* WORK TO DO: Give the number of lines in this listing that contain the word "image", and nothing else.

***

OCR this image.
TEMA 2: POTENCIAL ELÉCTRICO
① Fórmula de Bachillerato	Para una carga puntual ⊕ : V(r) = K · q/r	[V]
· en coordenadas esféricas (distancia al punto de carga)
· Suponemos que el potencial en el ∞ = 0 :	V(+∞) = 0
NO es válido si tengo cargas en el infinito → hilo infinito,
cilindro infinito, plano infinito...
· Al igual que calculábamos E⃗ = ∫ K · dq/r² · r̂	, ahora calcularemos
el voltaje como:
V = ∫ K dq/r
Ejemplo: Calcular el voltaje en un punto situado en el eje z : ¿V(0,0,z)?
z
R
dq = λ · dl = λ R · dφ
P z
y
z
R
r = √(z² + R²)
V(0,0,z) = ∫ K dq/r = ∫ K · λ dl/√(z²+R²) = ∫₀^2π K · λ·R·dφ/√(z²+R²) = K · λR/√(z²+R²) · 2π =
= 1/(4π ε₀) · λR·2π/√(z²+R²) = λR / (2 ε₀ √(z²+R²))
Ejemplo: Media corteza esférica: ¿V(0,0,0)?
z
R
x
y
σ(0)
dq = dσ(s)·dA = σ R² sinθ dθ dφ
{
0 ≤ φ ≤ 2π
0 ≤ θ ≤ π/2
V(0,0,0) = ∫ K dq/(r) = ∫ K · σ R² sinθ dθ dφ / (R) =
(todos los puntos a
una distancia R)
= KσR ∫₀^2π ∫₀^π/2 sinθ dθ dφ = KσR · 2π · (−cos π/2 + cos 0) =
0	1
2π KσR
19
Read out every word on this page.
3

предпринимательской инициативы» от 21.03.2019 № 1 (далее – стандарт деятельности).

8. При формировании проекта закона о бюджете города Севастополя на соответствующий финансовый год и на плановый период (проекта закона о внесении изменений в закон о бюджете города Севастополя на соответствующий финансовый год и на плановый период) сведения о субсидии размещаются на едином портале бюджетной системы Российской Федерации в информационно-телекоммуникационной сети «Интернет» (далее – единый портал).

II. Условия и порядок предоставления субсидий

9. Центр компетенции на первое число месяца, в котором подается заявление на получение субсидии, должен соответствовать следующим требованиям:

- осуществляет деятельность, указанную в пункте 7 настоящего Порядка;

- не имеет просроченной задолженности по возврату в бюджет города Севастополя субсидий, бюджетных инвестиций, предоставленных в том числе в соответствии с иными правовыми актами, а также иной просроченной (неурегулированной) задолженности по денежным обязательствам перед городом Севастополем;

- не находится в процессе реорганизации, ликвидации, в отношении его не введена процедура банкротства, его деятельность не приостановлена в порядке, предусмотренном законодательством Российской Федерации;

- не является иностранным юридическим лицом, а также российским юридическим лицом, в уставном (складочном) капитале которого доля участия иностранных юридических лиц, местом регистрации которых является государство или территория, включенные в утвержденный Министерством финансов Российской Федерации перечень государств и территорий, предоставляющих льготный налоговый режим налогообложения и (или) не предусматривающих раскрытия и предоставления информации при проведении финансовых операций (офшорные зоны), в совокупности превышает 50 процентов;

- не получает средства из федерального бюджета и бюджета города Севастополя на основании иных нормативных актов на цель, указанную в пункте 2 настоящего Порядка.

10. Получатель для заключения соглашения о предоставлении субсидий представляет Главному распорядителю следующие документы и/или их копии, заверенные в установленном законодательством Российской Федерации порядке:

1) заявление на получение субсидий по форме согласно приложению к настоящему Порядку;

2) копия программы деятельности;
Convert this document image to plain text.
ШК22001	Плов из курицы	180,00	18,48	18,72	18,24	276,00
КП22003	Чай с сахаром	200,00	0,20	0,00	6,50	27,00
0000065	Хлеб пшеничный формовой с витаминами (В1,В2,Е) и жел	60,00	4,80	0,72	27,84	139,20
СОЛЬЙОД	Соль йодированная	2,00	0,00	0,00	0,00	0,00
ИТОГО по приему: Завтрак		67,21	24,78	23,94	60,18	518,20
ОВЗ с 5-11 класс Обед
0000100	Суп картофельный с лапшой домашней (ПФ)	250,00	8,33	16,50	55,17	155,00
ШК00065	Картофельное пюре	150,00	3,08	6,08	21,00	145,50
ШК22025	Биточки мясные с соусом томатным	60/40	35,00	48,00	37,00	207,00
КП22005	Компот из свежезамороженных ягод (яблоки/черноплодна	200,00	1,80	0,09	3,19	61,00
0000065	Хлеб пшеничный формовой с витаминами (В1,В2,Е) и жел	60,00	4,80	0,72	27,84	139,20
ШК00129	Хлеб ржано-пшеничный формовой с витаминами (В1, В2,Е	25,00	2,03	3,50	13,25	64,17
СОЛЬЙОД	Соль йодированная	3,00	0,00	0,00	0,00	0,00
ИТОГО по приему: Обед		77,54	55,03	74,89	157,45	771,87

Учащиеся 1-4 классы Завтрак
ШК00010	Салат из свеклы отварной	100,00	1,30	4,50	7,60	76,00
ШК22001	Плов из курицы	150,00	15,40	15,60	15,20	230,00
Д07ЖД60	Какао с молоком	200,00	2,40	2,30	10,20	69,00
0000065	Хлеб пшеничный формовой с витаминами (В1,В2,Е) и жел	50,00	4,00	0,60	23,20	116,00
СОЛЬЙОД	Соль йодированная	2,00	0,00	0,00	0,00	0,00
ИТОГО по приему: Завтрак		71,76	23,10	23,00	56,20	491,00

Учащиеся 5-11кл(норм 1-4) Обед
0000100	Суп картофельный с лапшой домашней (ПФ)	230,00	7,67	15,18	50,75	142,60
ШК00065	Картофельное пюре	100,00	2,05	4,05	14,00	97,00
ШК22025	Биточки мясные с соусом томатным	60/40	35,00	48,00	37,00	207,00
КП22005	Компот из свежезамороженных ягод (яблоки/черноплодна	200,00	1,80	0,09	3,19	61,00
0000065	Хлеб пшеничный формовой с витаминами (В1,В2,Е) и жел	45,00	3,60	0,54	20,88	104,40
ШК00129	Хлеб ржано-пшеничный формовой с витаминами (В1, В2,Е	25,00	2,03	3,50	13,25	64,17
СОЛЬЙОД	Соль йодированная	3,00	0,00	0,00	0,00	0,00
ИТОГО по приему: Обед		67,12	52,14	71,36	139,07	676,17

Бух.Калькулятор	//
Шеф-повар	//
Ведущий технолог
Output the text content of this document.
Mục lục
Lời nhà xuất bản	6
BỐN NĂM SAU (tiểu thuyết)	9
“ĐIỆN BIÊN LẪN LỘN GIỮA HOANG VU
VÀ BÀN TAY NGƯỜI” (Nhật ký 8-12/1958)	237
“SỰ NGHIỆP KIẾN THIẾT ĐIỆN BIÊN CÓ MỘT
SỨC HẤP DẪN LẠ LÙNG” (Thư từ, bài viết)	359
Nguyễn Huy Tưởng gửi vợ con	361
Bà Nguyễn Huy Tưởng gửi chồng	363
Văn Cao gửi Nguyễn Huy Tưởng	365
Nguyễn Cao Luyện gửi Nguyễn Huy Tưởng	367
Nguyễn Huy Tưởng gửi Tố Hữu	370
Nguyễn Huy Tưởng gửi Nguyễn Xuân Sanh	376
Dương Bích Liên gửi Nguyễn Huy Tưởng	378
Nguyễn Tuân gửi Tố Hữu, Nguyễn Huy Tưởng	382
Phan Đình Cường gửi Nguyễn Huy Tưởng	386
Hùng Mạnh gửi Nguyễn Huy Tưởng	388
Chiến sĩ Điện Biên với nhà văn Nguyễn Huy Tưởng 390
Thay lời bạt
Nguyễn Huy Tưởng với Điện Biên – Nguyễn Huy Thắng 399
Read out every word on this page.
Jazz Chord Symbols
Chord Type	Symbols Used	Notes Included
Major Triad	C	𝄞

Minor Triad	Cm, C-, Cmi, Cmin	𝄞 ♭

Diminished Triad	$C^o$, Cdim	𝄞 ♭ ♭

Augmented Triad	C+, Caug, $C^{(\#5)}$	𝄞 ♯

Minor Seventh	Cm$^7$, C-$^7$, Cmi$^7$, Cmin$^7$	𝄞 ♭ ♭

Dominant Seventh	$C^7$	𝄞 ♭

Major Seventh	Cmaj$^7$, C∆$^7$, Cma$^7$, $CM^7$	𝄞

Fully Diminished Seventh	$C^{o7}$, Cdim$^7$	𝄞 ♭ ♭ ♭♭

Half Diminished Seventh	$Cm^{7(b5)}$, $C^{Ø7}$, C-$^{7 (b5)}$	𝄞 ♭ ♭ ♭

***

* TASK RESULT: 2